Report, as a bare number, how many lines hold "Graphs".

[Stored data]
———

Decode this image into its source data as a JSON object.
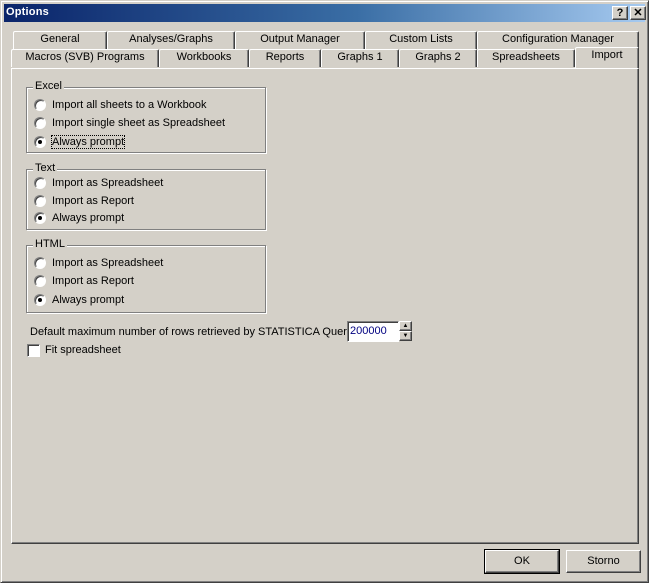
{
  "window": {
    "title": "Options",
    "help_glyph": "?",
    "close_glyph": "✕"
  },
  "tabs_row1": [
    {
      "label": "General"
    },
    {
      "label": "Analyses/Graphs"
    },
    {
      "label": "Output Manager"
    },
    {
      "label": "Custom Lists"
    },
    {
      "label": "Configuration Manager"
    }
  ],
  "tabs_row2": [
    {
      "label": "Macros (SVB) Programs"
    },
    {
      "label": "Workbooks"
    },
    {
      "label": "Reports"
    },
    {
      "label": "Graphs 1"
    },
    {
      "label": "Graphs 2"
    },
    {
      "label": "Spreadsheets"
    },
    {
      "label": "Import",
      "active": true
    }
  ],
  "excel": {
    "label": "Excel",
    "options": [
      {
        "label": "Import all sheets to a Workbook",
        "checked": false
      },
      {
        "label": "Import single sheet as Spreadsheet",
        "checked": false
      },
      {
        "label": "Always prompt",
        "checked": true
      }
    ]
  },
  "text": {
    "label": "Text",
    "options": [
      {
        "label": "Import as Spreadsheet",
        "checked": false
      },
      {
        "label": "Import as Report",
        "checked": false
      },
      {
        "label": "Always prompt",
        "checked": true
      }
    ]
  },
  "html": {
    "label": "HTML",
    "options": [
      {
        "label": "Import as Spreadsheet",
        "checked": false
      },
      {
        "label": "Import as Report",
        "checked": false
      },
      {
        "label": "Always prompt",
        "checked": true
      }
    ]
  },
  "query": {
    "label": "Default maximum number of rows retrieved by STATISTICA Query:",
    "value": "200000"
  },
  "fit": {
    "label": "Fit spreadsheet",
    "checked": false
  },
  "buttons": {
    "ok": "OK",
    "cancel": "Storno"
  }
}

———

> **Full solution**
3